Anyofterms doesn't work as expected with Chinese characters

Hi there,
By my understanding, anyofterms(name, “Name1 Name2”) will list all nodes with “Name1” and “Name2”.
If it’s correct, anyofterms(name, “名字1 名字2” should list all nodes with "名字1” and “名字2”, but it lists the nodes with “名” and “字”. Is this the designed behavior? Expecting to get some responses, thanks.
BTW, there’s no influence if i change the name to name@zh or not.

hmmm curious. Perhaps this is because Dgraph understands that each Logogram would be considered a distinct word. And the grammar of a system like Chinese is very different from the Western one. It would need to be analyzed if that is the case indeed.

@gus can you check this?

OK, I’ll wait for the updates. Thanks

The term index will tokenize and normalize the terms added. So in the case of “名字1 名字2” when tokenized the tokens will be “1, 2, 名, 字”. The reason is that we are using unicode segmentation. We are considering changing this for Chinese and Japanese. I’ll let you know.

▸ Source material
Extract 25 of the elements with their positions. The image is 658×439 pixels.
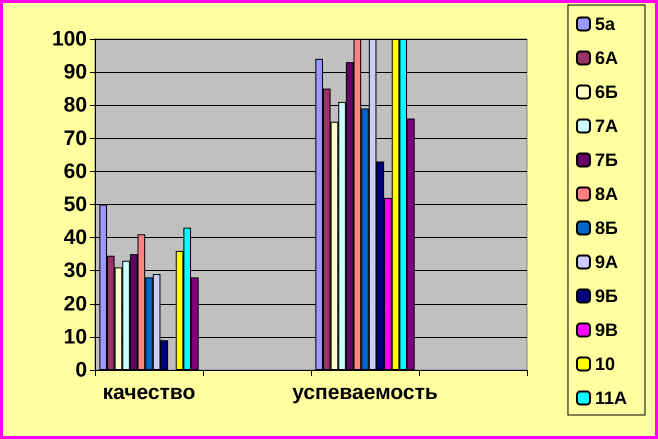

▸ Tasks
**1)** From the forum thread on anyofterms and Chinese characters, quote the part that opens with the words containing "Anyofterms doesn't work" and closes with "the case indeed.".
**2)** In the anyofterms thread, condense the paragraph beginning "The term index will tokenize" into a shorter version that keeps its main facts.
**3)** Carry on the forum thread about anyofterms and Chinese characters, starting after its final post.

▸ Exercise answers
**1)**
Anyofterms doesn't work as expected with Chinese characters

Hi there,
By my understanding, anyofterms(name, “Name1 Name2”) will list all nodes with “Name1” and “Name2”.
If it’s correct, anyofterms(name, “名字1 名字2” should list all nodes with "名字1” and “名字2”, but it lists the nodes with “名” and “字”. Is this the designed behavior? Expecting to get some responses, thanks.
BTW, there’s no influence if i change the name to name@zh or not.

hmmm curious. Perhaps this is because Dgraph understands that each Logogram would be considered a distinct word. And the grammar of a system like Chinese is very different from the Western one. It would need to be analyzed if that is the case indeed.

**2)** The term index tokenizes and normalizes added terms. Because it uses Unicode segmentation, "名字1 名字2" becomes the tokens "1", "2", "名" and "字". A change for Chinese and Japanese is being considered, and further word will follow.

**3)**
2 Likes

The new release of Dgraph 1.0.11 has improved support for language tokenization. Unfortunately, the handling of these words is not optimal. I’m opening an issue to work on that more.

But in 1.0.11 you can do:

# schema
word: string @index(term) @lang .

# mutate
{set{
   _:x1 name "名字1"@zh .
   _:x2 name "名字2"@zh .
}}

# query
{
   q(func: anyofterms(name@., "<名字1 名字2>")) {
     name@.
   }
}

Try that and see if it works for you.

1 Like

Thanks for your update. I tired in v1.0.11-rc4, it works.
BTW, to make it clear for new reader, the language “@zh” should be specified when doing the mutation such as _:x1 name “名字1”@zh .